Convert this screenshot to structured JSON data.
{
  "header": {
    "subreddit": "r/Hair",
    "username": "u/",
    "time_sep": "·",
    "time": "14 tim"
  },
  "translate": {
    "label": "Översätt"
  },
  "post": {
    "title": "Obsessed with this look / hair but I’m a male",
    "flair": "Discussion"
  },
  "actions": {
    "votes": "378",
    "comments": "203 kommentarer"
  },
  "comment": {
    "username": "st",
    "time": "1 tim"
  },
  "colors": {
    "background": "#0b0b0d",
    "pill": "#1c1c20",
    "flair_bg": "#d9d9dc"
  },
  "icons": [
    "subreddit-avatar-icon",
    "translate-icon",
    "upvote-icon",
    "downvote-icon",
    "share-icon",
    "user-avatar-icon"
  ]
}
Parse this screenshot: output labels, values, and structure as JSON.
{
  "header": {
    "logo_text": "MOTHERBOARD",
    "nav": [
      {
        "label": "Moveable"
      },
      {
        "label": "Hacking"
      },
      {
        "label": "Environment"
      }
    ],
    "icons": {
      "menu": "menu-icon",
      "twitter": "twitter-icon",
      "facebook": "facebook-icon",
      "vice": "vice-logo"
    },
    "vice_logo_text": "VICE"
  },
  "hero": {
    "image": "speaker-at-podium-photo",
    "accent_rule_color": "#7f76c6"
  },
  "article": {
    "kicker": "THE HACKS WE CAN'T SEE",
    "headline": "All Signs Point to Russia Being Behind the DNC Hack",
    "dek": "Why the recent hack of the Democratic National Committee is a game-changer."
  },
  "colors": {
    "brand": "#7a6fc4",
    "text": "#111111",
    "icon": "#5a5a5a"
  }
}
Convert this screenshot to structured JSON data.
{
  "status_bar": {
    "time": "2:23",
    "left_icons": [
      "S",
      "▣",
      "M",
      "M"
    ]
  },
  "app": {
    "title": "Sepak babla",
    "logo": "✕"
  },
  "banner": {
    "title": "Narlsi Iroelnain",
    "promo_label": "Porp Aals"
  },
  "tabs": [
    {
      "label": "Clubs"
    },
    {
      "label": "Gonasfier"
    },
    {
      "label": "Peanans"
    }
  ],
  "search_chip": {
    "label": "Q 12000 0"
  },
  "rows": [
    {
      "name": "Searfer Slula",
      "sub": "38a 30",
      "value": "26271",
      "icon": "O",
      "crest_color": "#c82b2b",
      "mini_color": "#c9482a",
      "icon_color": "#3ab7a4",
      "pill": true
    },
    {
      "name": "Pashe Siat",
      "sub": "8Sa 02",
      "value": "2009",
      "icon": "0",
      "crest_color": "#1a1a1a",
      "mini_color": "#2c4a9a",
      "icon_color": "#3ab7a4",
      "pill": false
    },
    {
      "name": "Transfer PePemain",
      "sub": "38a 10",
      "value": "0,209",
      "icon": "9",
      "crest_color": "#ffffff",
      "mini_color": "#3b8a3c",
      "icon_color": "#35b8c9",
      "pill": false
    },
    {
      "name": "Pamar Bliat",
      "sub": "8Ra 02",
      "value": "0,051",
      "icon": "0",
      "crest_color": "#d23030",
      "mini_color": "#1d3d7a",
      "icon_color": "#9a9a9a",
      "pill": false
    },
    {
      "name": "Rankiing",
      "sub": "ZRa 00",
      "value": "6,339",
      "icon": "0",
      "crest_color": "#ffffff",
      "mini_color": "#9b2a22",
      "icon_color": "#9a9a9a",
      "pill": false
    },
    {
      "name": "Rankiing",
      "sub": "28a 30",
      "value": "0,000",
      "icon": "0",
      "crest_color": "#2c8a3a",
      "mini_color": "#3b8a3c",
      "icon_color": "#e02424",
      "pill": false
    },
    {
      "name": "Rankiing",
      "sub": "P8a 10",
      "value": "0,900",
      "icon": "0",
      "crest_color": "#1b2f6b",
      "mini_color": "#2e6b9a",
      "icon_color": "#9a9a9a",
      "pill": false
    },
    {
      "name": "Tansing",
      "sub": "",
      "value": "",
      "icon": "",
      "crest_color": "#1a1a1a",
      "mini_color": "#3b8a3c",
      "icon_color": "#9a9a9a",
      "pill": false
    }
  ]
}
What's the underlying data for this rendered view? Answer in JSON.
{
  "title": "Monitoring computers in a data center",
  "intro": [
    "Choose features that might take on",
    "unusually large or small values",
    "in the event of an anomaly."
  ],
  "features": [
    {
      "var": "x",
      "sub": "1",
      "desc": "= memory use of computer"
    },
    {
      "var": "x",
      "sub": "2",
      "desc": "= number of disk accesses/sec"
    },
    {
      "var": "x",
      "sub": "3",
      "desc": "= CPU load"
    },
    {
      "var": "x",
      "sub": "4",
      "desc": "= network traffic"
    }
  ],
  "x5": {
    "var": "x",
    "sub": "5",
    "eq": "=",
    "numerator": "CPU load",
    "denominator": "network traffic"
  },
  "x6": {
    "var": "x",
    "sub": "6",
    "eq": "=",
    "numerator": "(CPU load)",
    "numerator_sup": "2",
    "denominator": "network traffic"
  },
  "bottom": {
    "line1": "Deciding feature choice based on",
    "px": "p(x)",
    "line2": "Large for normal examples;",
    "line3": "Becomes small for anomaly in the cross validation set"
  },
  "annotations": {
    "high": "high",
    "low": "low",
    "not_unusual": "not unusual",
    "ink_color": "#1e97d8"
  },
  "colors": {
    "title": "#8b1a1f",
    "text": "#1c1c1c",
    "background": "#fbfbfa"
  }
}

++++++

EXERCISE OBJECTIVE:
Determine how many lines in the data above contain the string "subreddit". Give nothing except the number.

EXERCISE SOLUTION:
2